■ WORK INSTRUCTIONS
Without the pictures, repeat the listing character for character.

■ STORED RECORDS

##########

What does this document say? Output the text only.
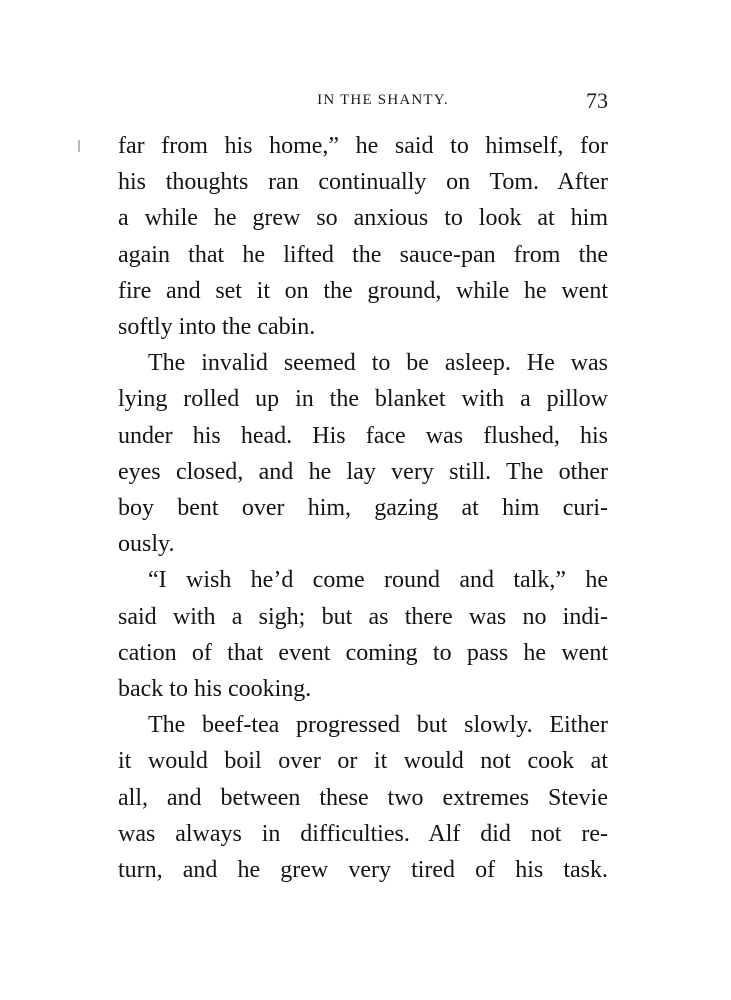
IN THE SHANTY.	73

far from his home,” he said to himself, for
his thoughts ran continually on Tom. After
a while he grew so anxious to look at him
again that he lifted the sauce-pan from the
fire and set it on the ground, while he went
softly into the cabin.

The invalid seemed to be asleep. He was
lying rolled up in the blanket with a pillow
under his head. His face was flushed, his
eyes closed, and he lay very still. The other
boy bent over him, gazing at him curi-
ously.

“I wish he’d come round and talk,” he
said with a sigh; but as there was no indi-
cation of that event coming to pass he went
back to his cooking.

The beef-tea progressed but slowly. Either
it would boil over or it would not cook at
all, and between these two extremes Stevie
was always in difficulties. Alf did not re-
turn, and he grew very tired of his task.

##########

■ COMPLETE OUTPUT
What does this document say? Output the text only.
IN THE SHANTY.	73

far from his home,” he said to himself, for
his thoughts ran continually on Tom. After
a while he grew so anxious to look at him
again that he lifted the sauce-pan from the
fire and set it on the ground, while he went
softly into the cabin.

The invalid seemed to be asleep. He was
lying rolled up in the blanket with a pillow
under his head. His face was flushed, his
eyes closed, and he lay very still. The other
boy bent over him, gazing at him curi-
ously.

“I wish he’d come round and talk,” he
said with a sigh; but as there was no indi-
cation of that event coming to pass he went
back to his cooking.

The beef-tea progressed but slowly. Either
it would boil over or it would not cook at
all, and between these two extremes Stevie
was always in difficulties. Alf did not re-
turn, and he grew very tired of his task.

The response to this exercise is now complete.